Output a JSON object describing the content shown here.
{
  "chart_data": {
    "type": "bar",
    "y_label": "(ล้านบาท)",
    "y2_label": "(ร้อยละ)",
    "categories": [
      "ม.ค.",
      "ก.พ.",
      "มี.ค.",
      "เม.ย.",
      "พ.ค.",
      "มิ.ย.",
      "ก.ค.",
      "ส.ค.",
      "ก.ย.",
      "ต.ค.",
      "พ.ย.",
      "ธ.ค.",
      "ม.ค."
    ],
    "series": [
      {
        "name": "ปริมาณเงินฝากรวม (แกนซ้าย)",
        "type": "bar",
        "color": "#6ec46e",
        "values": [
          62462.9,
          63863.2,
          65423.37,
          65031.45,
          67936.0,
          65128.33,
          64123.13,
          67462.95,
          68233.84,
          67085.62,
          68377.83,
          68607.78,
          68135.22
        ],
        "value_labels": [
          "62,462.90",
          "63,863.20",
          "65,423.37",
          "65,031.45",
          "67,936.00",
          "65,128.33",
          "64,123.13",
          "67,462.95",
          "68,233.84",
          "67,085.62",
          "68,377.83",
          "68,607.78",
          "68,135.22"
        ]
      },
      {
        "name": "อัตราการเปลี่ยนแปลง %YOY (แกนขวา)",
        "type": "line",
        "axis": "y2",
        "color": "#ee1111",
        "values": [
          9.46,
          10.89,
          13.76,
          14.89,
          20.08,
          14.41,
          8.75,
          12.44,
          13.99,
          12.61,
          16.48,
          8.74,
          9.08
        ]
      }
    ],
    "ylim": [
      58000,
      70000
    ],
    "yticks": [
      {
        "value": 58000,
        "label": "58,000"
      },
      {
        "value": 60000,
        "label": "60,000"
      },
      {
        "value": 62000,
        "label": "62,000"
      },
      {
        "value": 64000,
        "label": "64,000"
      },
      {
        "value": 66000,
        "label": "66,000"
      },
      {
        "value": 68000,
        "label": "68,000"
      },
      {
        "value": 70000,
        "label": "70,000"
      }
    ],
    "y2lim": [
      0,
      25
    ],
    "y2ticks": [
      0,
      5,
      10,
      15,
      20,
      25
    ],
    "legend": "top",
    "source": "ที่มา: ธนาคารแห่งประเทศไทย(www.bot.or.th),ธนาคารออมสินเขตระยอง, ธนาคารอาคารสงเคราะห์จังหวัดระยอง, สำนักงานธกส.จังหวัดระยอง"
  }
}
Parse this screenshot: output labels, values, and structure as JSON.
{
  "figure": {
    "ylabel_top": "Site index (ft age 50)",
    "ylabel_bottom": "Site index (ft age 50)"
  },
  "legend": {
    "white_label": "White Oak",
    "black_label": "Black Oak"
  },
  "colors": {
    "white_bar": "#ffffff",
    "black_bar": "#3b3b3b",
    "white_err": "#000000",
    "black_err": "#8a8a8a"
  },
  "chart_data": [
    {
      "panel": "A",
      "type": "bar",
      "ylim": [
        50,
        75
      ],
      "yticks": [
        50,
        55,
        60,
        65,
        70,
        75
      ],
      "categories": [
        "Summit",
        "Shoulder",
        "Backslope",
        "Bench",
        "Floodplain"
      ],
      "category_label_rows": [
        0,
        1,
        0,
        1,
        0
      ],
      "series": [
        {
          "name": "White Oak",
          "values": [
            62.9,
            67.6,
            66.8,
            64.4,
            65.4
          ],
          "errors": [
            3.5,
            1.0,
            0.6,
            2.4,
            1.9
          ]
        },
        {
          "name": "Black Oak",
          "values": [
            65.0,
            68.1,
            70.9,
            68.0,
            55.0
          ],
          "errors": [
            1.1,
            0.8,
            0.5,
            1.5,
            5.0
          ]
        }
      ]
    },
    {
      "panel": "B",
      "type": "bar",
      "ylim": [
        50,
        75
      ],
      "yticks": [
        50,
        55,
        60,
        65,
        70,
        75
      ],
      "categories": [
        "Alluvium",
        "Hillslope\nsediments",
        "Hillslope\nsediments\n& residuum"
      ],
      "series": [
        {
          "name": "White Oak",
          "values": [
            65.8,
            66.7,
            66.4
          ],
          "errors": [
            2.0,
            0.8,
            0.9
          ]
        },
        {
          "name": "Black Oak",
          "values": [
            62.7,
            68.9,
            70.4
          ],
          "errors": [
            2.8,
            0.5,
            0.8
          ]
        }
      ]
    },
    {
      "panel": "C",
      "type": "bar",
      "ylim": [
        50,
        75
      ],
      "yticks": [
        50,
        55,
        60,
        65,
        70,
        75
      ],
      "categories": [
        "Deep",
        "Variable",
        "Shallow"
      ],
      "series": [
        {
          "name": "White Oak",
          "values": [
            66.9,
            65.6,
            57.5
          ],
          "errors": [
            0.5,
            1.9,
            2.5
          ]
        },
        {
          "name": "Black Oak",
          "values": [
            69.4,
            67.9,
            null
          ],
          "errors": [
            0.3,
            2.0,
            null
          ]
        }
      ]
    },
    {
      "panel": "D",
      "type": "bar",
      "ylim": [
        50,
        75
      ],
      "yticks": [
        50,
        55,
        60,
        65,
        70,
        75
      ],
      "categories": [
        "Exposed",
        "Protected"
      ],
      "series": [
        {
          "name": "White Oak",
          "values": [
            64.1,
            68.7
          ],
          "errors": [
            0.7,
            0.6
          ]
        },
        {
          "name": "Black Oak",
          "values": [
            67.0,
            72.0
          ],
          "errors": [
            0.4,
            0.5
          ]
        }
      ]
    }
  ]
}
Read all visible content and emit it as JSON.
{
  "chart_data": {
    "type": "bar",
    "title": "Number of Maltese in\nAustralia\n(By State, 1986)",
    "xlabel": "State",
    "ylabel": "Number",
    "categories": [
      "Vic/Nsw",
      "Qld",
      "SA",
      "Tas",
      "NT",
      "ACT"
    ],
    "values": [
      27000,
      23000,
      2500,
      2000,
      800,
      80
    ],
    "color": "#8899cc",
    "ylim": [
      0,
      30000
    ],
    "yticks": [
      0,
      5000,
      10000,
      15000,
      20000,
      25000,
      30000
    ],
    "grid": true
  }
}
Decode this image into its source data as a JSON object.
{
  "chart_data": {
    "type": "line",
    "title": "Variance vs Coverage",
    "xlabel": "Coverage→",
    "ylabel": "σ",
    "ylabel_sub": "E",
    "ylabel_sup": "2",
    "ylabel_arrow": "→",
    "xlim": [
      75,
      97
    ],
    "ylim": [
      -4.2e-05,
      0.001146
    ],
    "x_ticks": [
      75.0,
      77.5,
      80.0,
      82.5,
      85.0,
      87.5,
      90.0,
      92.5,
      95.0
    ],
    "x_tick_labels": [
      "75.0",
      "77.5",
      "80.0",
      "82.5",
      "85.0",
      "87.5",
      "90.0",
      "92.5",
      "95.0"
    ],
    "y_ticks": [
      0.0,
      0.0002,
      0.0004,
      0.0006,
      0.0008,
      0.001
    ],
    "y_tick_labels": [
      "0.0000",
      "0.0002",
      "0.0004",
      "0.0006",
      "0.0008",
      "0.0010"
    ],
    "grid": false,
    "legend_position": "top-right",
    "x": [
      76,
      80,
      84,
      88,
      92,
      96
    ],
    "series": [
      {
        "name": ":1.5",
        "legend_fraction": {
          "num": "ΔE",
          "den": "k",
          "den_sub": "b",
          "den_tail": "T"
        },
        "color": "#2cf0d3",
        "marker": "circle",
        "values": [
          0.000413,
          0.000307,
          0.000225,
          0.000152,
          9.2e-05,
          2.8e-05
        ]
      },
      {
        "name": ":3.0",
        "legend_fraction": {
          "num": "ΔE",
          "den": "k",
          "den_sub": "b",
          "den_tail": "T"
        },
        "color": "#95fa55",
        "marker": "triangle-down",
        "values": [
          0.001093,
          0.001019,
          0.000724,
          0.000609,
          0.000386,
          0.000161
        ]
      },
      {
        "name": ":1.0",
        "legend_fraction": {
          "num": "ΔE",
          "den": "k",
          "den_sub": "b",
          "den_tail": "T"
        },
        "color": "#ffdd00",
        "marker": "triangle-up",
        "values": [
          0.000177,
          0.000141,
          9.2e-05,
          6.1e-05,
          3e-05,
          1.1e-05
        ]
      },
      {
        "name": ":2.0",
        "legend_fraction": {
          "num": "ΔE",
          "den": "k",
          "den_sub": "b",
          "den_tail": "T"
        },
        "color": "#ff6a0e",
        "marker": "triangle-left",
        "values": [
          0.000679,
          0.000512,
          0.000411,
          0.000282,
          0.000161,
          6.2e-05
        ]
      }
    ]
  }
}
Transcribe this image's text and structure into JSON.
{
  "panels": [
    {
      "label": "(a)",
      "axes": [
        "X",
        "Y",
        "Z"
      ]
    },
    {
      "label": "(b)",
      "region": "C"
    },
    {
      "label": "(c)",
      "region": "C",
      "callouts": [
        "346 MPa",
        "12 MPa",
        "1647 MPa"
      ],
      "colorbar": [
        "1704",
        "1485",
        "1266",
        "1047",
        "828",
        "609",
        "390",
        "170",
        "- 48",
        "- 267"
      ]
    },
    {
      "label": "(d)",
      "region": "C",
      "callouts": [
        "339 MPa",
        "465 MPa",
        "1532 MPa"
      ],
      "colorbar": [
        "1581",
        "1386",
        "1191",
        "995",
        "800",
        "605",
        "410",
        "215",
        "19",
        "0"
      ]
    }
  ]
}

__EXERCISE__.
What is the number of lines containing "image"? Give that number only.

__FINISHED ANSWER__.
2